What is asked: Write out every entry precisely as given, leaving the pictures out.

[Collected data]

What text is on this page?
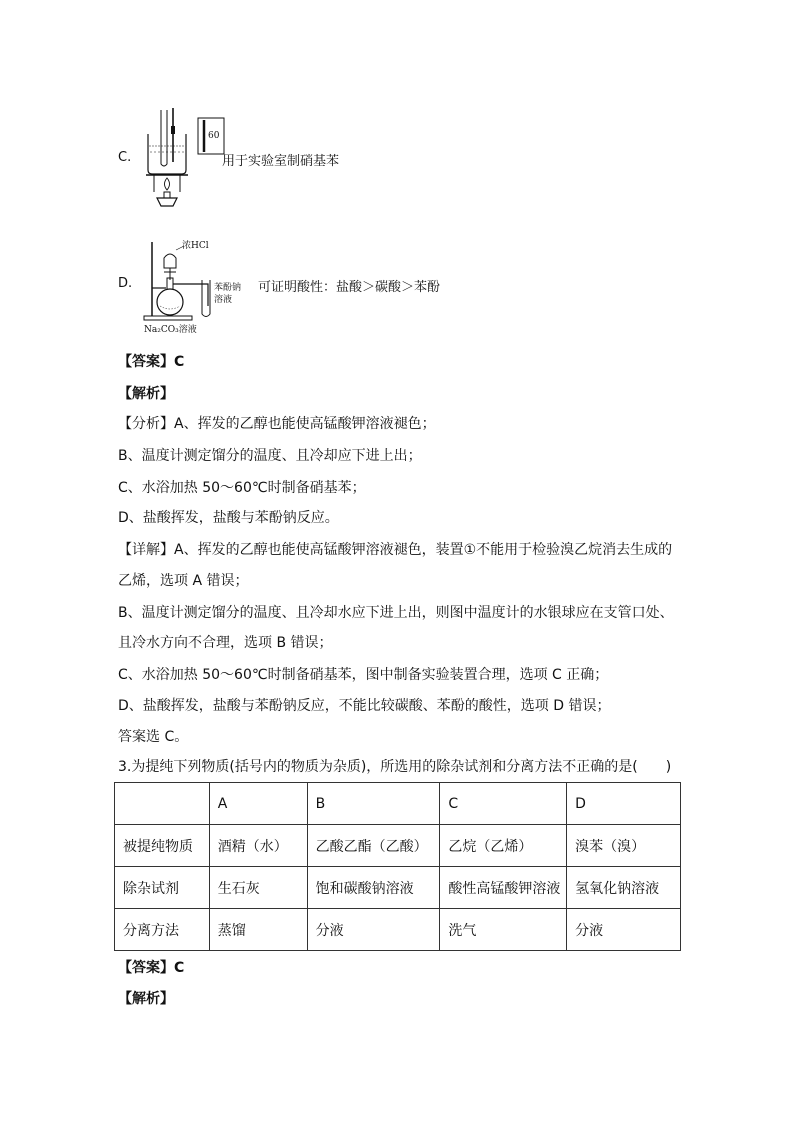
C.
60
用于实验室制硝基苯
D.
浓HCl
苯酚钠
溶液
Na₂CO₃溶液
可证明酸性：盐酸＞碳酸＞苯酚
【答案】C
【解析】
【分析】A、挥发的乙醇也能使高锰酸钾溶液褪色；
B、温度计测定馏分的温度、且冷却应下进上出；
C、水浴加热 50～60℃时制备硝基苯；
D、盐酸挥发，盐酸与苯酚钠反应。
【详解】A、挥发的乙醇也能使高锰酸钾溶液褪色，装置①不能用于检验溴乙烷消去生成的
乙烯，选项 A 错误；
B、温度计测定馏分的温度、且冷却水应下进上出，则图中温度计的水银球应在支管口处、
且冷水方向不合理，选项 B 错误；
C、水浴加热 50～60℃时制备硝基苯，图中制备实验装置合理，选项 C 正确；
D、盐酸挥发，盐酸与苯酚钠反应，不能比较碳酸、苯酚的酸性，选项 D 错误；
答案选 C。
3.为提纯下列物质(括号内的物质为杂质)，所选用的除杂试剂和分离方法不正确的是(　　)
	A	B	C	D
被提纯物质	酒精（水）	乙酸乙酯（乙酸）	乙烷（乙烯）	溴苯（溴）
除杂试剂	生石灰	饱和碳酸钠溶液	酸性高锰酸钾溶液	氢氧化钠溶液
分离方法	蒸馏	分液	洗气	分液
【答案】C
【解析】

Full response:
What text is on this page?
C.
60
用于实验室制硝基苯
D.
浓HCl
苯酚钠
溶液
Na₂CO₃溶液
可证明酸性：盐酸＞碳酸＞苯酚
【答案】C
【解析】
【分析】A、挥发的乙醇也能使高锰酸钾溶液褪色；
B、温度计测定馏分的温度、且冷却应下进上出；
C、水浴加热 50～60℃时制备硝基苯；
D、盐酸挥发，盐酸与苯酚钠反应。
【详解】A、挥发的乙醇也能使高锰酸钾溶液褪色，装置①不能用于检验溴乙烷消去生成的
乙烯，选项 A 错误；
B、温度计测定馏分的温度、且冷却水应下进上出，则图中温度计的水银球应在支管口处、
且冷水方向不合理，选项 B 错误；
C、水浴加热 50～60℃时制备硝基苯，图中制备实验装置合理，选项 C 正确；
D、盐酸挥发，盐酸与苯酚钠反应，不能比较碳酸、苯酚的酸性，选项 D 错误；
答案选 C。
3.为提纯下列物质(括号内的物质为杂质)，所选用的除杂试剂和分离方法不正确的是(　　)
	A	B	C	D
被提纯物质	酒精（水）	乙酸乙酯（乙酸）	乙烷（乙烯）	溴苯（溴）
除杂试剂	生石灰	饱和碳酸钠溶液	酸性高锰酸钾溶液	氢氧化钠溶液
分离方法	蒸馏	分液	洗气	分液
【答案】C
【解析】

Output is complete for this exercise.